■ **EXERCISE PROMPT**
Present the lines from the start of the records up to and including the line containing "source-node-label: Twitter Scraping" as a numbered list, omitting any blank lines.

■ **Stored records**
_ _ _ _ _ _ _

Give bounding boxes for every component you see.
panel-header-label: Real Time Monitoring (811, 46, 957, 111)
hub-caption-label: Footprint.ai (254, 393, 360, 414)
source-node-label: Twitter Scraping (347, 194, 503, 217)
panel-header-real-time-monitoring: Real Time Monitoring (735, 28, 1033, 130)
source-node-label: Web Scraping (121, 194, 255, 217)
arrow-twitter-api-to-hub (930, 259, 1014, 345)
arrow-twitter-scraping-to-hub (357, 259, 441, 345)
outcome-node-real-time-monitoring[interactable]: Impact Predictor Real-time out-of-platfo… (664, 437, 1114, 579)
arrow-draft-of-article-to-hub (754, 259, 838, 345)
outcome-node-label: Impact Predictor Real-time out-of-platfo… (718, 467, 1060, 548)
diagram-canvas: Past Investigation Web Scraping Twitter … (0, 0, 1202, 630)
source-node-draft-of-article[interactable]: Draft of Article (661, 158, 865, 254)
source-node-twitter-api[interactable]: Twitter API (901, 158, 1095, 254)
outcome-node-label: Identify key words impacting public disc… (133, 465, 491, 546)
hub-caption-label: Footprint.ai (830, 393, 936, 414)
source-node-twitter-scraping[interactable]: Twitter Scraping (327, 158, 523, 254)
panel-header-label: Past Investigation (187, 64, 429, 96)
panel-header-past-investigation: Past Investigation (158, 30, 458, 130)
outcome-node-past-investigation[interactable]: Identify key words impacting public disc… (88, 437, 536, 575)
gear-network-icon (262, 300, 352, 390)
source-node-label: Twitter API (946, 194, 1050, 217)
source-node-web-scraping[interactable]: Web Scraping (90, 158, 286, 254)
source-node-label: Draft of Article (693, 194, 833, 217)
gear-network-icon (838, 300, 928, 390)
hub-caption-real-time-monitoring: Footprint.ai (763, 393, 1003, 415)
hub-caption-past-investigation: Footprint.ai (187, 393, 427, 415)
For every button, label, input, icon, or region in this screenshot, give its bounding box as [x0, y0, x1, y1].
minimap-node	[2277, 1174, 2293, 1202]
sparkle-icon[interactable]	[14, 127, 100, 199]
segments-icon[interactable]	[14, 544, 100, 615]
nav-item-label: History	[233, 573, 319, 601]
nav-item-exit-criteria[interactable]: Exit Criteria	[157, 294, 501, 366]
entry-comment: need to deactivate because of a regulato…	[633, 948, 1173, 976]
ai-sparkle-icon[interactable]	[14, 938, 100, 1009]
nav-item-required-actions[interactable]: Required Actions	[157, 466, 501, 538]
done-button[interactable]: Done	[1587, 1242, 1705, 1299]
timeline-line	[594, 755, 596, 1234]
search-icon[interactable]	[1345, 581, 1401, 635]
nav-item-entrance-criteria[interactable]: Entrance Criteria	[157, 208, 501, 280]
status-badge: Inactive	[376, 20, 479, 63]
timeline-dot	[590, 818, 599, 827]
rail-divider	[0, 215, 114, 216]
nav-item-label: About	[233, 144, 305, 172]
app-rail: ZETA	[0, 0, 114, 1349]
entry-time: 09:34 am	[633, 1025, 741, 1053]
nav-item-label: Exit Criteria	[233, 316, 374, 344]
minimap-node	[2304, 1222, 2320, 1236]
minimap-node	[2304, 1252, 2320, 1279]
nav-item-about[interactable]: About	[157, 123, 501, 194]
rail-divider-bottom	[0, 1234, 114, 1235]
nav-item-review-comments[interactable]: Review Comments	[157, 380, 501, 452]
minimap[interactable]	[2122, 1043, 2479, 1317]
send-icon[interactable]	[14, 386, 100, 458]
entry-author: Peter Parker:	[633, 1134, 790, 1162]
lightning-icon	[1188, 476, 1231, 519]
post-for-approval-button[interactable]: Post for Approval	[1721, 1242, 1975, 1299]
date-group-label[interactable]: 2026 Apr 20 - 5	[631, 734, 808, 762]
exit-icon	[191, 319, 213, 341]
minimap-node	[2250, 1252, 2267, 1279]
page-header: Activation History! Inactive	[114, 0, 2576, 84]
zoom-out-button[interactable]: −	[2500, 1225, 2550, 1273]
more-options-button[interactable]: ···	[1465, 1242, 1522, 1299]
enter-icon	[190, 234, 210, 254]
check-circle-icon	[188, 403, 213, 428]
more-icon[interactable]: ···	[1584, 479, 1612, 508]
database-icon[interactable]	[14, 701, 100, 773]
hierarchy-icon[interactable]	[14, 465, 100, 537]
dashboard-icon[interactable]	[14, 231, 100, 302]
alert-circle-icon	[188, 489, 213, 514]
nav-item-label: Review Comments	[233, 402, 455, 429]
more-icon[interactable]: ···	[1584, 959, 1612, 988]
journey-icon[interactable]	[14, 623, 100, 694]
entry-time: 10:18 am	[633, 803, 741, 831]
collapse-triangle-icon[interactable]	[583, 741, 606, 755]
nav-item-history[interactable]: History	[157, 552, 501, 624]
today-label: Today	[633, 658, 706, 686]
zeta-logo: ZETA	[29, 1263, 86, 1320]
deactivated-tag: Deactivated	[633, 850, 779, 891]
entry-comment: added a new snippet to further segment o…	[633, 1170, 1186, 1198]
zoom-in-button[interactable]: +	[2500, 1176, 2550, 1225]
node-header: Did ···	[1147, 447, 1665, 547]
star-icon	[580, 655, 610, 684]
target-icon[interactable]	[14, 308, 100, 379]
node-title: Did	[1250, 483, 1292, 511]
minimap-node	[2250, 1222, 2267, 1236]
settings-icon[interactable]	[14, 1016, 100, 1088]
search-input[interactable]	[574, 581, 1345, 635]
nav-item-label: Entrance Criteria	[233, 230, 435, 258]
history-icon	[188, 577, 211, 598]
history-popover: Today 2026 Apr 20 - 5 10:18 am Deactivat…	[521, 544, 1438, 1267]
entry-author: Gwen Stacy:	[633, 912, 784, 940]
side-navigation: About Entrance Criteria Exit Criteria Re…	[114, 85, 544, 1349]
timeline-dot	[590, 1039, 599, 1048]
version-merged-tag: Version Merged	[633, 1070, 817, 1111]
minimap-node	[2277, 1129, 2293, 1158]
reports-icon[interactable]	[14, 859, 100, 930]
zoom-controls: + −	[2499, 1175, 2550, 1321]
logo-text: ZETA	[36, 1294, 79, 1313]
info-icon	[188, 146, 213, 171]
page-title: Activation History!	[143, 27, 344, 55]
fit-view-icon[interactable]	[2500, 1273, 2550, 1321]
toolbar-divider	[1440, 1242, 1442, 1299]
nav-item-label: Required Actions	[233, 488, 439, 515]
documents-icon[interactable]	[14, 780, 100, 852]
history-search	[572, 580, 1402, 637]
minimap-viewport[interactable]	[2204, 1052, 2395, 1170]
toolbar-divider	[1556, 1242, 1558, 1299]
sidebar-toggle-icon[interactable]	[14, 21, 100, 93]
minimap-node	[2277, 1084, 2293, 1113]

_ _ _ _ _ _ _

■ **EXERCISE ANSWER**
1. Give bounding boxes for every component you see.
2. panel-header-label: Real Time Monitoring (811, 46, 957, 111)
3. hub-caption-label: Footprint.ai (254, 393, 360, 414)
4. source-node-label: Twitter Scraping (347, 194, 503, 217)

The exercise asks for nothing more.